▸ REQUEST: Reproduce the 1990 Navy Midshipmen football team text below in full, with every line unchanged.

▸ SOURCE EXTRACT:
- Conference: Independent
- Record: 5–6
- Head coach: George Chaump (1st season);
- Defensive coordinator: Carl Reese (2nd season)
- MVP: Alton Grizzard
- Captains: Alton Grizzard; Bill Bowling;
- Home stadium: Navy–Marine Corps Memorial Stadium

= 1990 Navy Midshipmen football team =

American college football season

The 1990 Navy Midshipmen football team represented the United States Naval Academy (USNA) as an independent during the 1990 NCAA Division I-A football season. The team was led by first-year head coach George Chaump.

▸ DATASET ENTRIES:
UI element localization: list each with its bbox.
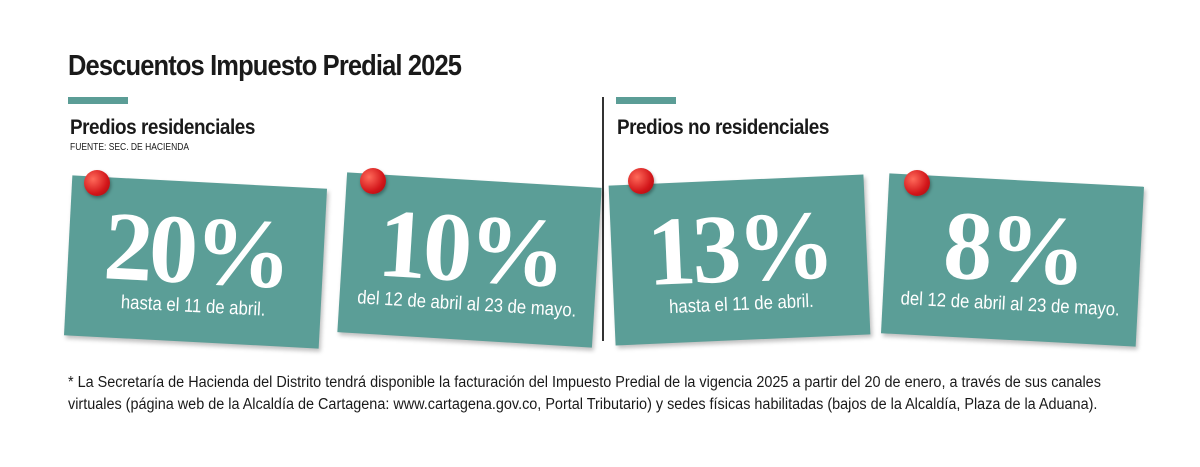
discount-card: 10% del 12 de abril al 23 de mayo.: [337, 172, 602, 348]
pushpin: [904, 170, 930, 196]
discount-percent: 20%: [101, 192, 291, 310]
accent-bar: [616, 97, 676, 104]
discount-card: 8% del 12 de abril al 23 de mayo.: [880, 173, 1145, 347]
section-heading: Predios no residenciales: [617, 116, 829, 139]
accent-bar: [68, 97, 128, 104]
pushpin: [84, 170, 110, 196]
footnote-line: * La Secretaría de Hacienda del Distrito…: [68, 374, 1101, 391]
discount-card: 20% hasta el 11 de abril.: [63, 175, 328, 349]
section-heading: Predios residenciales: [70, 116, 255, 139]
pushpin: [360, 168, 386, 194]
source: FUENTE: SEC. DE HACIENDA: [70, 142, 190, 153]
divider: [602, 97, 604, 341]
pushpin: [628, 168, 654, 194]
discount-percent: 13%: [644, 191, 834, 307]
footnote-line: virtuales (página web de la Alcaldía de …: [68, 396, 1098, 413]
discount-card: 13% hasta el 11 de abril.: [608, 174, 871, 346]
title: Descuentos Impuesto Predial 2025: [68, 50, 462, 82]
discount-percent: 8%: [940, 191, 1086, 307]
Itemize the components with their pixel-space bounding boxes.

▸ THE SOLUTION:
- Conference: Independent
- Record: 5–6
- Head coach: George Chaump (1st season);
- Defensive coordinator: Carl Reese (2nd season)
- MVP: Alton Grizzard
- Captains: Alton Grizzard; Bill Bowling;
- Home stadium: Navy–Marine Corps Memorial Stadium

= 1990 Navy Midshipmen football team =

American college football season

The 1990 Navy Midshipmen football team represented the United States Naval Academy (USNA) as an independent during the 1990 NCAA Division I-A football season. The team was led by first-year head coach George Chaump.